- _WRITTEN REQUEST_
Present the following entries again, word for word and in full.

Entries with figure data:

>> BEGIN

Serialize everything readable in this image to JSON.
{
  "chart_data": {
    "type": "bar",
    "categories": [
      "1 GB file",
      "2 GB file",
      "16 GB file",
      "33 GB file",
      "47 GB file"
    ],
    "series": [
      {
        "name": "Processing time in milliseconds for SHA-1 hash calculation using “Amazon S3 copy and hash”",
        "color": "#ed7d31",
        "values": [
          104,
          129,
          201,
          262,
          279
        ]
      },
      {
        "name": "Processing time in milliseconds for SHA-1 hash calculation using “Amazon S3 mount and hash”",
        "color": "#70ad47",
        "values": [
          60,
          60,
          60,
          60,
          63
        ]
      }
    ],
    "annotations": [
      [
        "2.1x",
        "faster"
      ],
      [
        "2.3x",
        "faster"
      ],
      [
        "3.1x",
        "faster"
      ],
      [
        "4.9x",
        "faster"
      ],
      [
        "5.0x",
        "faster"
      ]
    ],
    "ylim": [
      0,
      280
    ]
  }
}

>> END

- _EXERCISE ANSWER_
Serialize everything readable in this image to JSON.
{
  "chart_data": {
    "type": "bar",
    "categories": [
      "1 GB file",
      "2 GB file",
      "16 GB file",
      "33 GB file",
      "47 GB file"
    ],
    "series": [
      {
        "name": "Processing time in milliseconds for SHA-1 hash calculation using “Amazon S3 copy and hash”",
        "color": "#ed7d31",
        "values": [
          104,
          129,
          201,
          262,
          279
        ]
      },
      {
        "name": "Processing time in milliseconds for SHA-1 hash calculation using “Amazon S3 mount and hash”",
        "color": "#70ad47",
        "values": [
          60,
          60,
          60,
          60,
          63
        ]
      }
    ],
    "annotations": [
      [
        "2.1x",
        "faster"
      ],
      [
        "2.3x",
        "faster"
      ],
      [
        "3.1x",
        "faster"
      ],
      [
        "4.9x",
        "faster"
      ],
      [
        "5.0x",
        "faster"
      ]
    ],
    "ylim": [
      0,
      280
    ]
  }
}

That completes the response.